> TASK STATEMENT:
Extract all lines that hold "parrots" from the records below.

> GIVEN DATA:

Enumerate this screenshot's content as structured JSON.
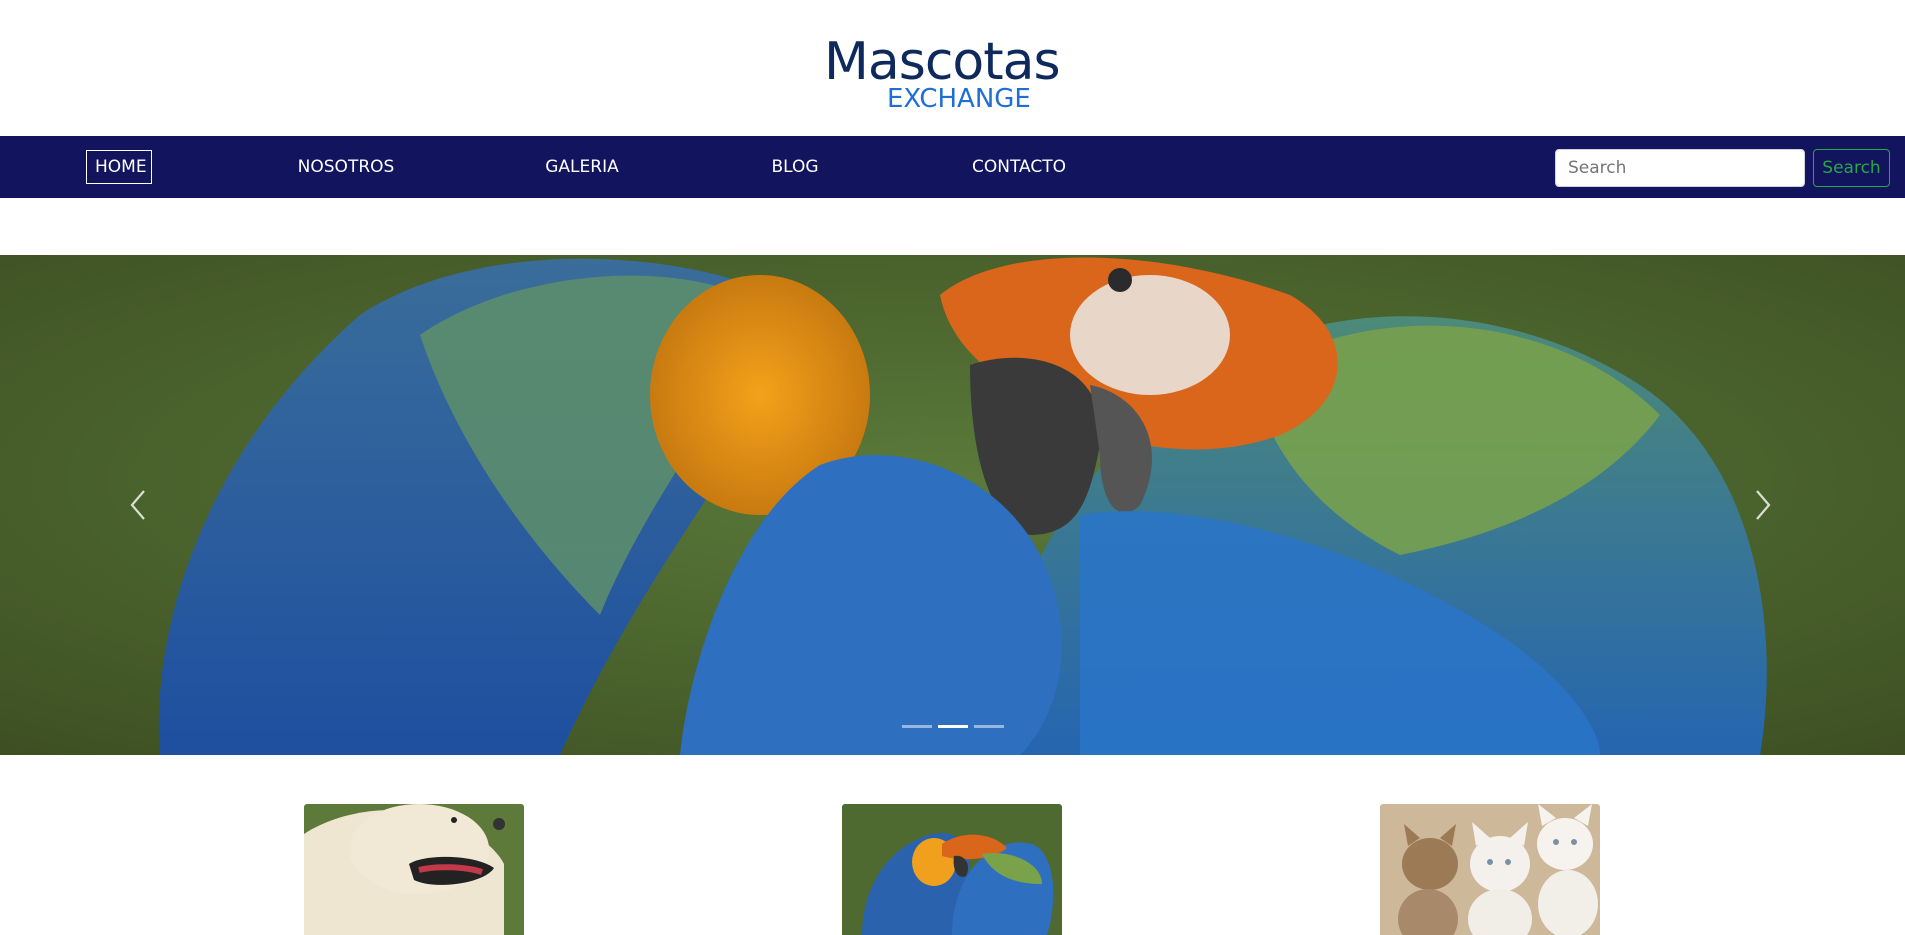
{
  "brand": {
    "logo_main": "Mascotas",
    "logo_sub": "EXCHANGE",
    "colors": {
      "primary": "#0e2a5c",
      "accent": "#1d6fd6"
    }
  },
  "navbar": {
    "background": "#12145e",
    "items": [
      {
        "label": "HOME",
        "active": true
      },
      {
        "label": "NOSOTROS",
        "active": false
      },
      {
        "label": "GALERIA",
        "active": false
      },
      {
        "label": "BLOG",
        "active": false
      },
      {
        "label": "CONTACTO",
        "active": false
      }
    ],
    "search": {
      "placeholder": "Search",
      "button_label": "Search",
      "button_color": "#28a745"
    }
  },
  "carousel": {
    "slide_subject": "macaw-parrots",
    "prev_icon": "chevron-left-icon",
    "next_icon": "chevron-right-icon",
    "indicator_count": 3,
    "active_indicator": 1
  },
  "thumbnails": [
    {
      "subject": "dog"
    },
    {
      "subject": "parrots"
    },
    {
      "subject": "kittens"
    }
  ]
}
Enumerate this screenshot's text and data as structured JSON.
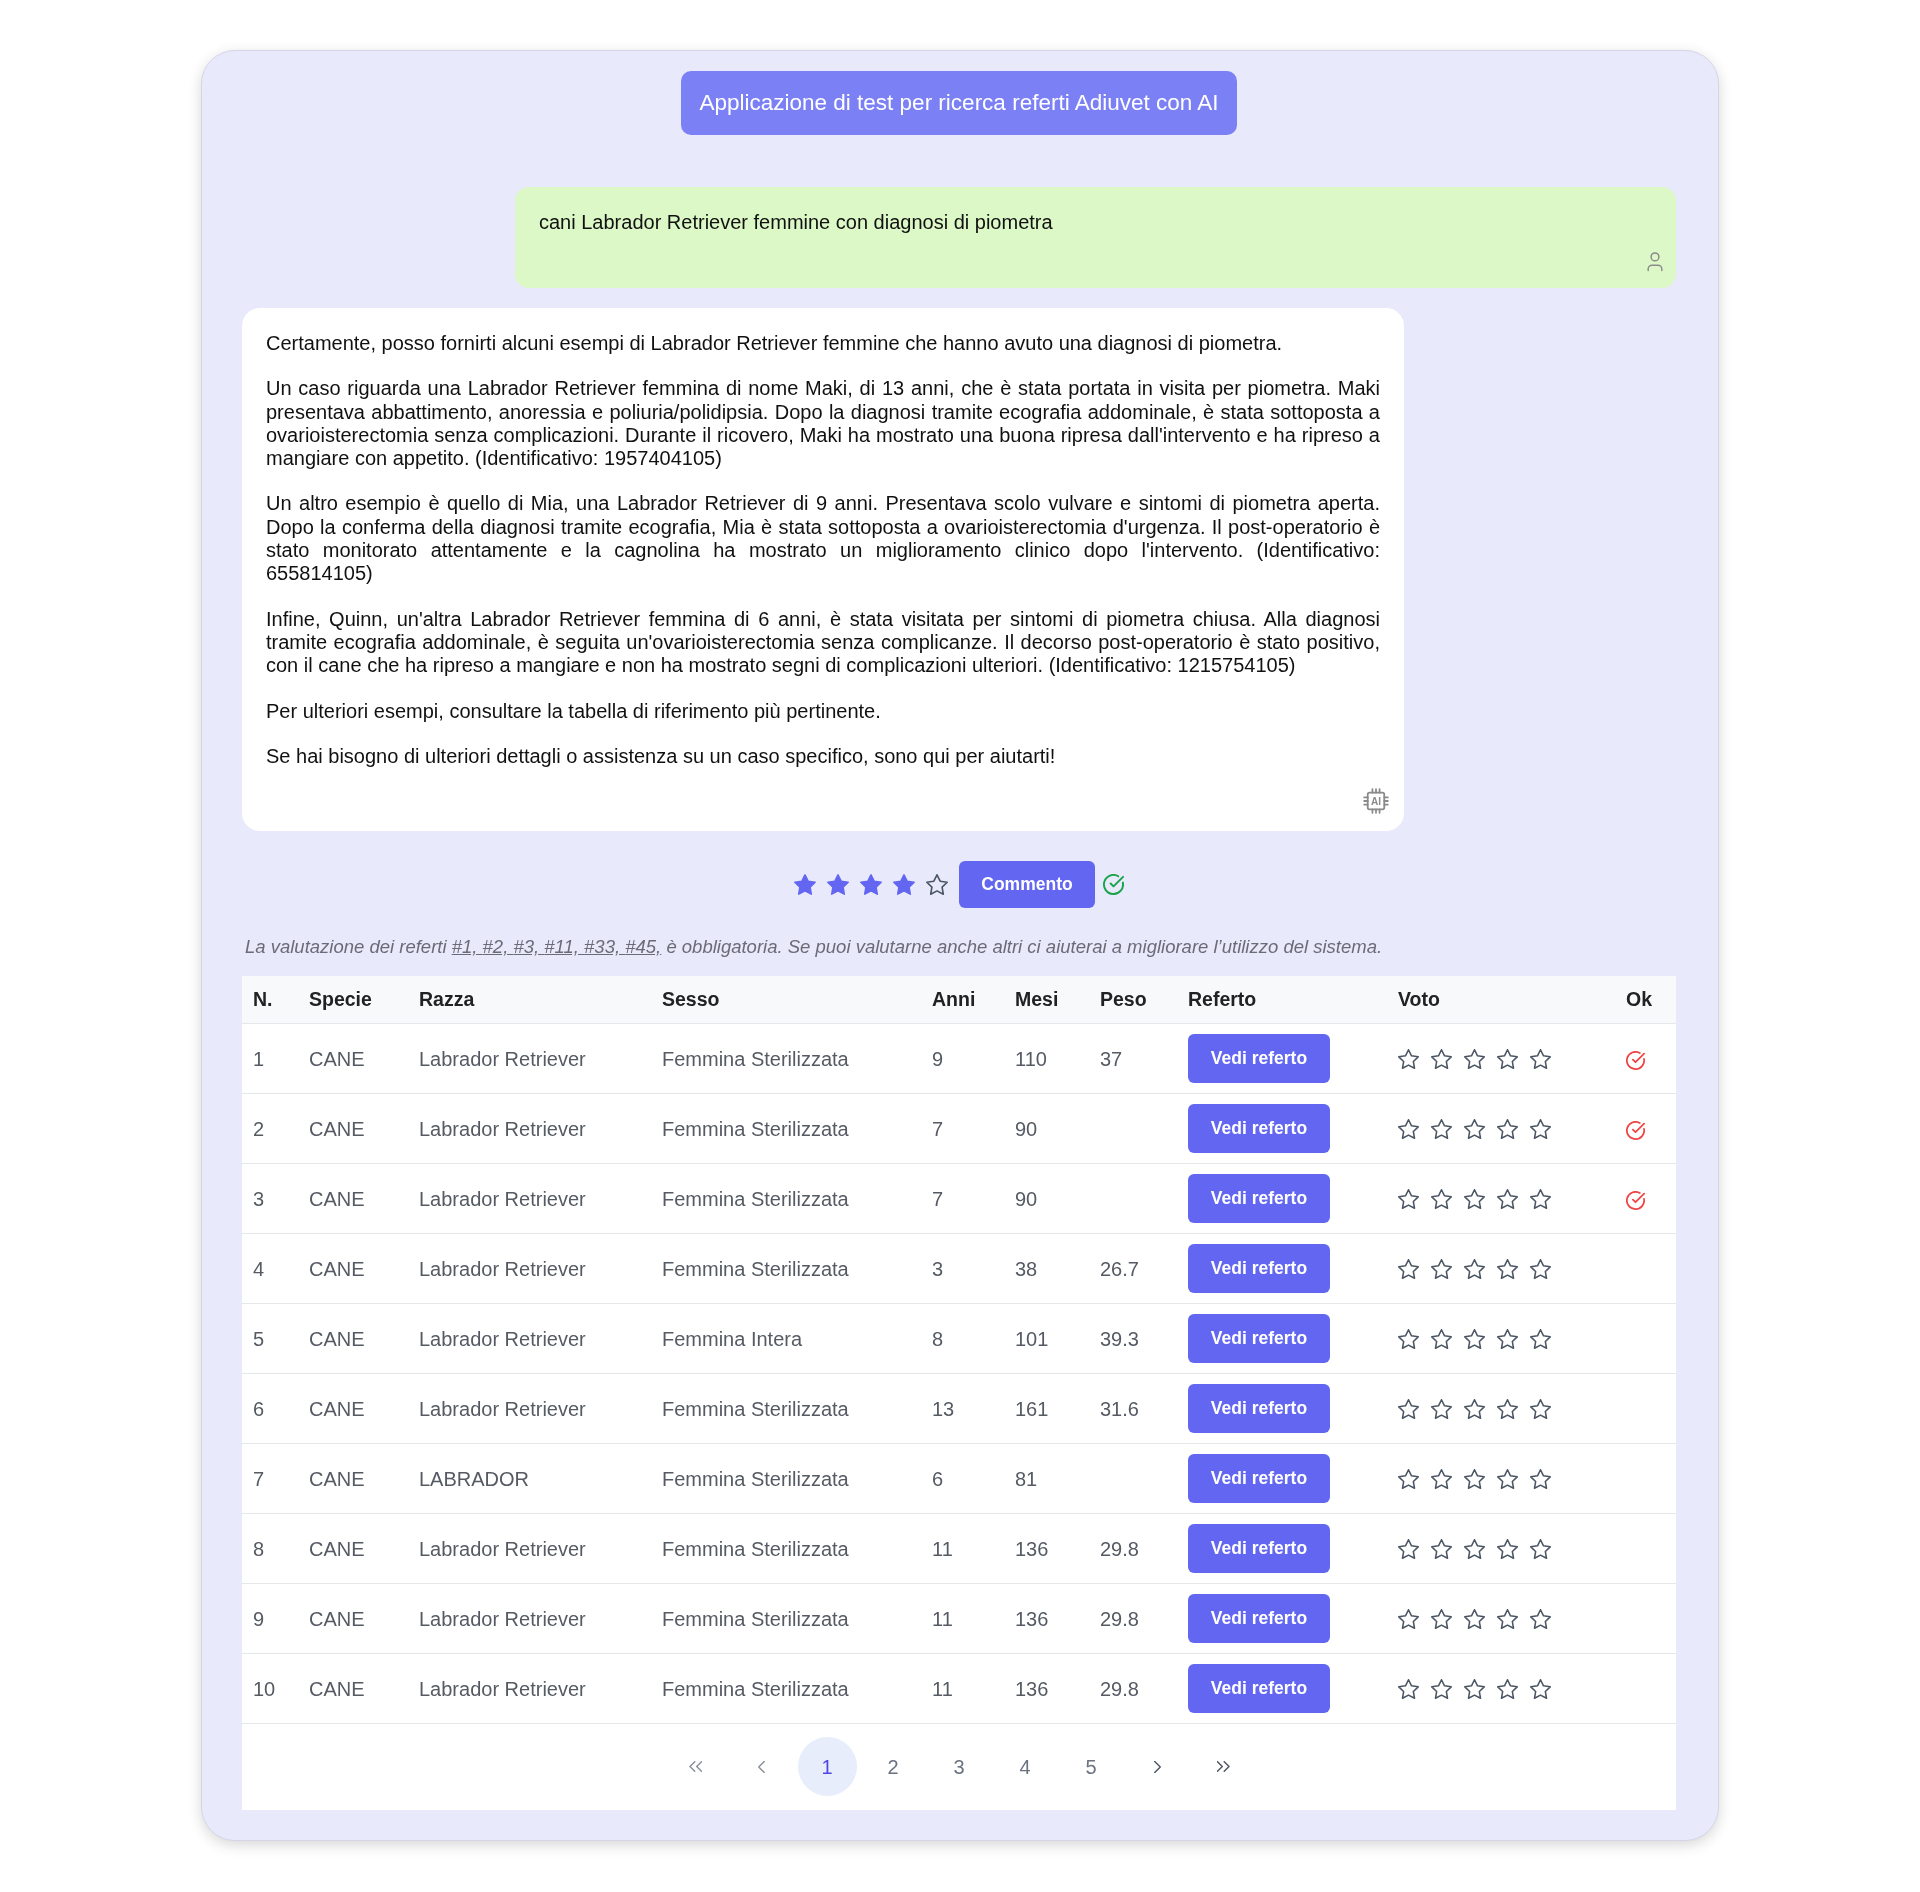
{
  "header": {
    "title": "Applicazione di test per ricerca referti Adiuvet con AI"
  },
  "conversation": [
    {
      "kind": "user",
      "text": "cani Labrador Retriever femmine con diagnosi di piometra"
    },
    {
      "kind": "assistant",
      "icon_label": "AI",
      "paragraphs": [
        "Certamente, posso fornirti alcuni esempi di Labrador Retriever femmine che hanno avuto una diagnosi di piometra.",
        "Un caso riguarda una Labrador Retriever femmina di nome Maki, di 13 anni, che è stata portata in visita per piometra. Maki presentava abbattimento, anoressia e poliuria/polidipsia. Dopo la diagnosi tramite ecografia addominale, è stata sottoposta a ovarioisterectomia senza complicazioni. Durante il ricovero, Maki ha mostrato una buona ripresa dall'intervento e ha ripreso a mangiare con appetito. (Identificativo: 1957404105)",
        "Un altro esempio è quello di Mia, una Labrador Retriever di 9 anni. Presentava scolo vulvare e sintomi di piometra aperta. Dopo la conferma della diagnosi tramite ecografia, Mia è stata sottoposta a ovarioisterectomia d'urgenza. Il post-operatorio è stato monitorato attentamente e la cagnolina ha mostrato un miglioramento clinico dopo l'intervento. (Identificativo: 655814105)",
        "Infine, Quinn, un'altra Labrador Retriever femmina di 6 anni, è stata visitata per sintomi di piometra chiusa. Alla diagnosi tramite ecografia addominale, è seguita un'ovarioisterectomia senza complicanze. Il decorso post-operatorio è stato positivo, con il cane che ha ripreso a mangiare e non ha mostrato segni di complicazioni ulteriori. (Identificativo: 1215754105)",
        "Per ulteriori esempi, consultare la tabella di riferimento più pertinente.",
        "Se hai bisogno di ulteriori dettagli o assistenza su un caso specifico, sono qui per aiutarti!"
      ]
    }
  ],
  "rating": {
    "stars": 4,
    "button": "Commento",
    "confirmed": true
  },
  "note": {
    "prefix": "La valutazione dei referti ",
    "links": [
      "#1, ",
      "#2, ",
      "#3, ",
      "#11, ",
      "#33, ",
      "#45,"
    ],
    "suffix": " è obbligatoria. Se puoi valutarne anche altri ci aiuterai a migliorare l’utilizzo del sistema."
  },
  "table": {
    "columns": [
      "N.",
      "Specie",
      "Razza",
      "Sesso",
      "Anni",
      "Mesi",
      "Peso",
      "Referto",
      "Voto",
      "Ok"
    ],
    "rows": [
      {
        "cells": [
          "1",
          "CANE",
          "Labrador Retriever",
          "Femmina Sterilizzata",
          "9",
          "110",
          "37"
        ],
        "button": "Vedi referto",
        "stars": 0,
        "checked": true
      },
      {
        "cells": [
          "2",
          "CANE",
          "Labrador Retriever",
          "Femmina Sterilizzata",
          "7",
          "90",
          null
        ],
        "button": "Vedi referto",
        "stars": 0,
        "checked": true
      },
      {
        "cells": [
          "3",
          "CANE",
          "Labrador Retriever",
          "Femmina Sterilizzata",
          "7",
          "90",
          null
        ],
        "button": "Vedi referto",
        "stars": 0,
        "checked": true
      },
      {
        "cells": [
          "4",
          "CANE",
          "Labrador Retriever",
          "Femmina Sterilizzata",
          "3",
          "38",
          "26.7"
        ],
        "button": "Vedi referto",
        "stars": 0,
        "checked": false
      },
      {
        "cells": [
          "5",
          "CANE",
          "Labrador Retriever",
          "Femmina Intera",
          "8",
          "101",
          "39.3"
        ],
        "button": "Vedi referto",
        "stars": 0,
        "checked": false
      },
      {
        "cells": [
          "6",
          "CANE",
          "Labrador Retriever",
          "Femmina Sterilizzata",
          "13",
          "161",
          "31.6"
        ],
        "button": "Vedi referto",
        "stars": 0,
        "checked": false
      },
      {
        "cells": [
          "7",
          "CANE",
          "LABRADOR",
          "Femmina Sterilizzata",
          "6",
          "81",
          null
        ],
        "button": "Vedi referto",
        "stars": 0,
        "checked": false
      },
      {
        "cells": [
          "8",
          "CANE",
          "Labrador Retriever",
          "Femmina Sterilizzata",
          "11",
          "136",
          "29.8"
        ],
        "button": "Vedi referto",
        "stars": 0,
        "checked": false
      },
      {
        "cells": [
          "9",
          "CANE",
          "Labrador Retriever",
          "Femmina Sterilizzata",
          "11",
          "136",
          "29.8"
        ],
        "button": "Vedi referto",
        "stars": 0,
        "checked": false
      },
      {
        "cells": [
          "10",
          "CANE",
          "Labrador Retriever",
          "Femmina Sterilizzata",
          "11",
          "136",
          "29.8"
        ],
        "button": "Vedi referto",
        "stars": 0,
        "checked": false
      }
    ]
  },
  "pagination": {
    "items": [
      {
        "kind": "first"
      },
      {
        "kind": "previous"
      },
      {
        "kind": "page",
        "label": "1",
        "selected": true
      },
      {
        "kind": "page",
        "label": "2",
        "selected": false
      },
      {
        "kind": "page",
        "label": "3",
        "selected": false
      },
      {
        "kind": "page",
        "label": "4",
        "selected": false
      },
      {
        "kind": "page",
        "label": "5",
        "selected": false
      },
      {
        "kind": "next"
      },
      {
        "kind": "last"
      }
    ]
  }
}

> CORRECT OUTPUT:
    "slide_subject": "macaw-parrots",
      "subject": "parrots"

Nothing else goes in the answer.